2022 Enjoy Illinois 300
- The 2022 Enjoy Illinois 300 program cover
- Date: June 5, 2022
- Location: World Wide Technology Raceway in Madison, Illinois
- Course: Permanent racing facility
- Course length: 1.25 miles (2.01 km)
- Distance: 245 laps, 306.25 mi (490 km)
- Scheduled distance: 240 laps, 300 mi (480 km)
- Average speed: 97.965 miles per hour (157.659 km/h)

Pole position
- Driver: Chase Briscoe; / Stewart-Haas Racing
- Time: 32.544

Most laps led
- Driver: Kyle Busch / Joe Gibbs Racing
- Laps: 66

Winner
- No. 22: Joey Logano / Team Penske

Television in the United States
- Network: FS1
- Announcers: Mike Joy, Clint Bowyer, Michael Waltrip, and Kenny Wallace (Stage 2)

Radio in the United States
- Radio: MRN
- Booth announcers: Alex Hayden, Jeff Striegle and Rusty Wallace
- Turn announcers: Dave Moody (1 & 2) and Kurt Becker (3 & 4)

= 2022 Enjoy Illinois 300 =

NASCAR Cup Series race

The 2022 Enjoy Illinois 300 was a NASCAR Cup Series race that was held on June 5, 2022, at World Wide Technology Raceway in Madison, Illinois. The 15th race of the 2022 NASCAR Cup Series season, it was contested over 245 laps – extended from 240 laps due to an overtime finish, on the 1.25-mile (2.01 km) paved oval motor racing track.

==Report==

World Wide Technology Raceway, the track where the race was held.

===Background===
World Wide Technology Raceway (formerly Gateway International Raceway and Gateway Motorsports Park) is a motorsport racing facility in Madison, Illinois, just east of St. Louis, Missouri, United States, close to the Gateway Arch. It features a 1.25-mile (2 kilometer) oval that hosts the NASCAR Cup Series, NASCAR Camping World Truck Series, and the NTT IndyCar Series, a 1.6 mi infield road course used by the SCCA, Porsche Club of America, and various car clubs, and a quarter-mile drag strip that hosts the annual NHRA Midwest Nationals event.

* _DATA PROVIDED_
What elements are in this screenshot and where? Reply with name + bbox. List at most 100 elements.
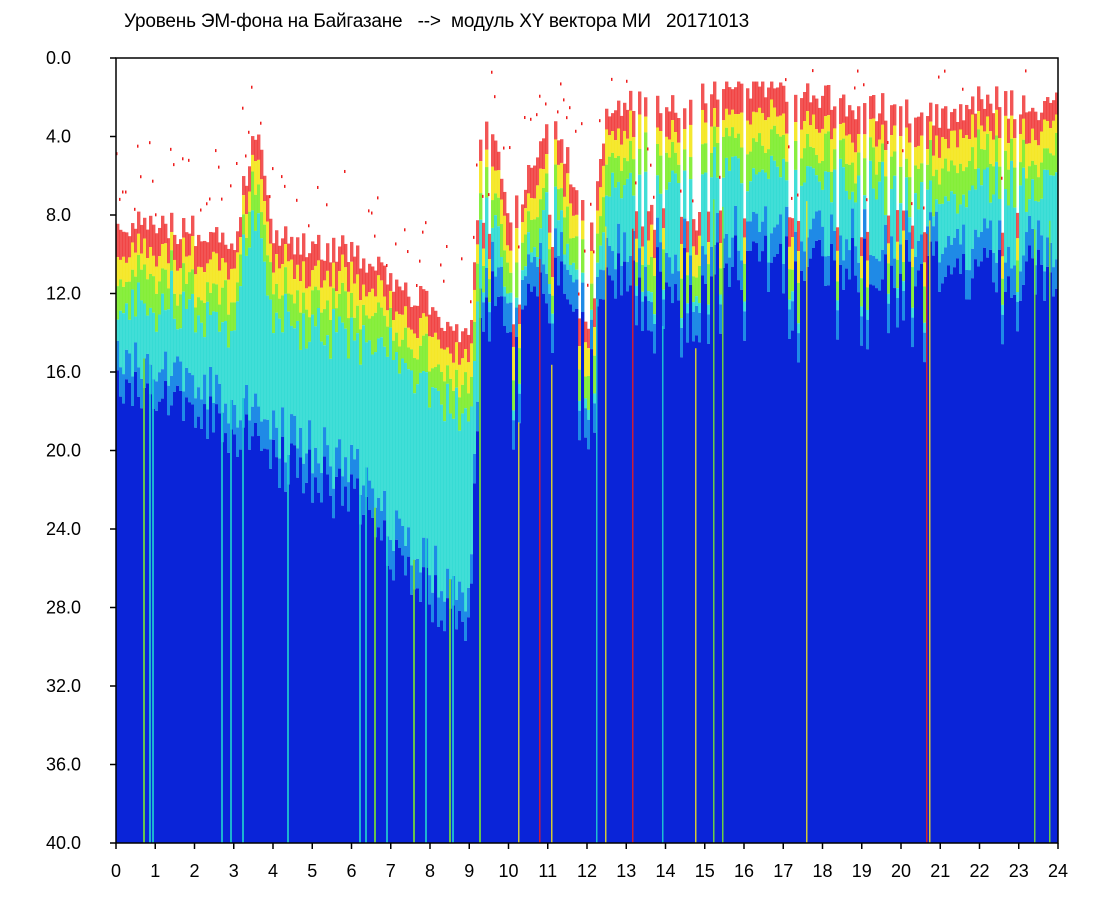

* _WRITTEN REQUEST 1_
Turn the paragraph of the race article that begins "The 2022 Enjoy Illinois 300 was a NASCAR" into a short bulleted list that keeps its main facts.
* _WRITTEN REQUEST 2_
In the race article, write out everything from "Radio in the" down to "race was held.".
The material after the race article is separate from it.

* _FULL OUTPUT 1_
- NASCAR Cup Series race held on June 5, 2022
- Location: World Wide Technology Raceway in Madison, Illinois
- 15th race of the 2022 NASCAR Cup Series season
- Run over 245 laps, extended from 240 because of an overtime finish
- Track: 1.25-mile (2.01 km) paved oval

* _FULL OUTPUT 2_
Radio in the United States
- Radio: MRN
- Booth announcers: Alex Hayden, Jeff Striegle and Rusty Wallace
- Turn announcers: Dave Moody (1 & 2) and Kurt Becker (3 & 4)

= 2022 Enjoy Illinois 300 =

NASCAR Cup Series race

The 2022 Enjoy Illinois 300 was a NASCAR Cup Series race that was held on June 5, 2022, at World Wide Technology Raceway in Madison, Illinois. The 15th race of the 2022 NASCAR Cup Series season, it was contested over 245 laps – extended from 240 laps due to an overtime finish, on the 1.25-mile (2.01 km) paved oval motor racing track.

==Report==

World Wide Technology Raceway, the track where the race was held.